§ EXERCISE DETAILS:
Copy the listing below word for word, starting with the first line and going on through the line with "value-cell: -52,9% (439, 118, 502, 139)", including both.

─── DATASET ROWS

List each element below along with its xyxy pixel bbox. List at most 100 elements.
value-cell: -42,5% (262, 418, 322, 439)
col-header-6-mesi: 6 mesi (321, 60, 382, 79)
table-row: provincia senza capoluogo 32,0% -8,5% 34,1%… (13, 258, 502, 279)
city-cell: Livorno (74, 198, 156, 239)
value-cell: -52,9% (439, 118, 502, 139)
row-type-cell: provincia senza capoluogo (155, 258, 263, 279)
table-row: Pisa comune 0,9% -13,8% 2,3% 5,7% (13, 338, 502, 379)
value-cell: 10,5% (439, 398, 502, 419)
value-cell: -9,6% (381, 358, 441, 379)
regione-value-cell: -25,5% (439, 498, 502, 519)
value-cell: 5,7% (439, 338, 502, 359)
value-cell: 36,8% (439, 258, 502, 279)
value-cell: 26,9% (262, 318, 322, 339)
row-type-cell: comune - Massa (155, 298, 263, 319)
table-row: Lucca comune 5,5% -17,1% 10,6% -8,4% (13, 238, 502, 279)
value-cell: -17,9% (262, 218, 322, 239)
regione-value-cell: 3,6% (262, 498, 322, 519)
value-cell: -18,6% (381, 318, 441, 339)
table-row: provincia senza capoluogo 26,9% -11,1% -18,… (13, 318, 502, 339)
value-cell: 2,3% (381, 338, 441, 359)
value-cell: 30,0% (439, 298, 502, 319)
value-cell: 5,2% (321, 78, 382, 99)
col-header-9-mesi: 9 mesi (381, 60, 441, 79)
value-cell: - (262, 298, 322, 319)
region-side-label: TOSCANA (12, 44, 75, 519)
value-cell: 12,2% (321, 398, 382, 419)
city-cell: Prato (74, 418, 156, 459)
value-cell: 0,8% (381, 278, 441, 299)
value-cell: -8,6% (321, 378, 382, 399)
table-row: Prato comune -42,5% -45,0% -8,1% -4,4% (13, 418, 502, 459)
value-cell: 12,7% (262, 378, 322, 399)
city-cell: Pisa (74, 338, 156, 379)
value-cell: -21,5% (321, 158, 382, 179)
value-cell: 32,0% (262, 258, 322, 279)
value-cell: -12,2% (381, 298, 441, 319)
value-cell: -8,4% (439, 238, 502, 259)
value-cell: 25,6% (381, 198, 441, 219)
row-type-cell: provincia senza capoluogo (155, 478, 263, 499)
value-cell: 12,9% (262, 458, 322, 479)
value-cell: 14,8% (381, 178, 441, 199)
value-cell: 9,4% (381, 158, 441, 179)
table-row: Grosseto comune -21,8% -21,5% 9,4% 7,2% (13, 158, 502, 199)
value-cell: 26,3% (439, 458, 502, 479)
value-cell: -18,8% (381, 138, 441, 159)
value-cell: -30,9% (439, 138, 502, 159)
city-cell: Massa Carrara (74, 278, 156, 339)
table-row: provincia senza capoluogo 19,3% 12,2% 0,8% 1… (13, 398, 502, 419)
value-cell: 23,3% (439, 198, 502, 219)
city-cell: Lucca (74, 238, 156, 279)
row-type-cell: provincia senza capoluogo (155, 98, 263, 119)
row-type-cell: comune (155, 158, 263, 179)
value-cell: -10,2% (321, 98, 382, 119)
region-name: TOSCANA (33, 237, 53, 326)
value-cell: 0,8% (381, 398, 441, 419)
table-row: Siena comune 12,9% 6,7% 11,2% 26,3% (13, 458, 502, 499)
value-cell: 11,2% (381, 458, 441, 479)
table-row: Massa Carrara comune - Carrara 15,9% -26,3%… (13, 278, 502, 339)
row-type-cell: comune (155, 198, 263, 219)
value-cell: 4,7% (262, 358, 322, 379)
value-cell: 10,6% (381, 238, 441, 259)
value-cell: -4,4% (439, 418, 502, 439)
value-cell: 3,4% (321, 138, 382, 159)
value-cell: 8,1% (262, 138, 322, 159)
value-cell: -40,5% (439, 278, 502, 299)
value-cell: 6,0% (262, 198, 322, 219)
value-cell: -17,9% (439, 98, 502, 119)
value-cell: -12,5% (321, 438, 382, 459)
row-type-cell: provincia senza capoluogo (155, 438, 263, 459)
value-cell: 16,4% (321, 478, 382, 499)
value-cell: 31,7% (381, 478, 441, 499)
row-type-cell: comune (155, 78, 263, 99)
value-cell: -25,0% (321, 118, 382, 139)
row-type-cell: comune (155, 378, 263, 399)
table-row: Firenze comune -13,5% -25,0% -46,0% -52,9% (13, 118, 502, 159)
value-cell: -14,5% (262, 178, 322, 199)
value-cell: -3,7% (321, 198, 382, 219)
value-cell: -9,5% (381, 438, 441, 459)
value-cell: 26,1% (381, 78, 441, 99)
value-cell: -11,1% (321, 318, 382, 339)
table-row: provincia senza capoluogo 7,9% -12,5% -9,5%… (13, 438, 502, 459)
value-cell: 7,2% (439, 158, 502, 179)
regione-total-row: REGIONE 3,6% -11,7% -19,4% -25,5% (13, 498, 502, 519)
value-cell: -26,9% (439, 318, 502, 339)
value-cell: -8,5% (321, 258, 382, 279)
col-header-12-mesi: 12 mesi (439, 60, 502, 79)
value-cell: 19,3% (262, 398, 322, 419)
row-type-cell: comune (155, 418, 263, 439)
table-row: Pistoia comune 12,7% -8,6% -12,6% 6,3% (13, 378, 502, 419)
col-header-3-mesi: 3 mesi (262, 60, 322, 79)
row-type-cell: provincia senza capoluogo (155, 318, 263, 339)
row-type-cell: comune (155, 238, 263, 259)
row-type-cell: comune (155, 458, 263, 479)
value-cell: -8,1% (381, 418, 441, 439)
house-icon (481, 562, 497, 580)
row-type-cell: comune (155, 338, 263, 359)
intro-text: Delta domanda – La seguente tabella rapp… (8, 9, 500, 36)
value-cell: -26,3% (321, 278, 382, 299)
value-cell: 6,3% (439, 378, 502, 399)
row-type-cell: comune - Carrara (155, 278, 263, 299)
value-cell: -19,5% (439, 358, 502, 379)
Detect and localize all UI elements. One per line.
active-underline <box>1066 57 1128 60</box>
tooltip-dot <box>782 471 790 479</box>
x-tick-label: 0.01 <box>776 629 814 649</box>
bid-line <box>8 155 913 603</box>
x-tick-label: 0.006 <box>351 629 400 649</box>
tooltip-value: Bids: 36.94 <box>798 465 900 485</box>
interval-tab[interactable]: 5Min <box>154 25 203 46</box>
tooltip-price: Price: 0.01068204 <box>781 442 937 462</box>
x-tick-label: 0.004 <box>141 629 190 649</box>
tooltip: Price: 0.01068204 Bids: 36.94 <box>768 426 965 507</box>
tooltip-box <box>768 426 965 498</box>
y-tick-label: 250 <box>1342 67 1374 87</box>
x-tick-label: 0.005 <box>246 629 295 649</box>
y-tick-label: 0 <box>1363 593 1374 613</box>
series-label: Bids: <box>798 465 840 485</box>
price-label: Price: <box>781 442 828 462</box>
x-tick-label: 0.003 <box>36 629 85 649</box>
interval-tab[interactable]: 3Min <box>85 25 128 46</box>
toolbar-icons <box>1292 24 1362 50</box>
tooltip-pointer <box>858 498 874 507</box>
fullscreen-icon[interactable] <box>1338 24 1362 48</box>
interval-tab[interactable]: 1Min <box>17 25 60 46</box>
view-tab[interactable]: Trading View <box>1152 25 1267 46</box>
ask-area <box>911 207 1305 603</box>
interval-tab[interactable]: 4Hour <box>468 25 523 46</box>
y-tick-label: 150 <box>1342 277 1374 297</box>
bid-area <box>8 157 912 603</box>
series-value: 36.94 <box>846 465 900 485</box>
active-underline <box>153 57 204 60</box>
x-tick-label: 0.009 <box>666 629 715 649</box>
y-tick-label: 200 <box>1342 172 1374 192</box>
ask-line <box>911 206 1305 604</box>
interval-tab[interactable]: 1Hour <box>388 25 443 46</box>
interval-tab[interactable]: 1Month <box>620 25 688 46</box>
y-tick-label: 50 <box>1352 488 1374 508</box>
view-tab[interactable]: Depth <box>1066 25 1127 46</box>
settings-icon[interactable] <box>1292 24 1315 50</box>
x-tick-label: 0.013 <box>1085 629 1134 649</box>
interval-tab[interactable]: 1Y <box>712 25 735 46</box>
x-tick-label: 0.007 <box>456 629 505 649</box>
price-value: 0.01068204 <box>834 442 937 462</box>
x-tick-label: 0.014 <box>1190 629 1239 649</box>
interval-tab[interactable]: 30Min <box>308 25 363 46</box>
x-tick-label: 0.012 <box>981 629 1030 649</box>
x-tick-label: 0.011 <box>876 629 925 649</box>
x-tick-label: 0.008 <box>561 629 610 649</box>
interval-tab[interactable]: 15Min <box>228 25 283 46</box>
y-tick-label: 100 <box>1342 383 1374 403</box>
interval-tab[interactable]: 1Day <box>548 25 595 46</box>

──────

§ IN RESPONSE:
List each element below along with its xyxy pixel bbox. List at most 100 elements.
value-cell: -42,5% (262, 418, 322, 439)
col-header-6-mesi: 6 mesi (321, 60, 382, 79)
table-row: provincia senza capoluogo 32,0% -8,5% 34,1%… (13, 258, 502, 279)
city-cell: Livorno (74, 198, 156, 239)
value-cell: -52,9% (439, 118, 502, 139)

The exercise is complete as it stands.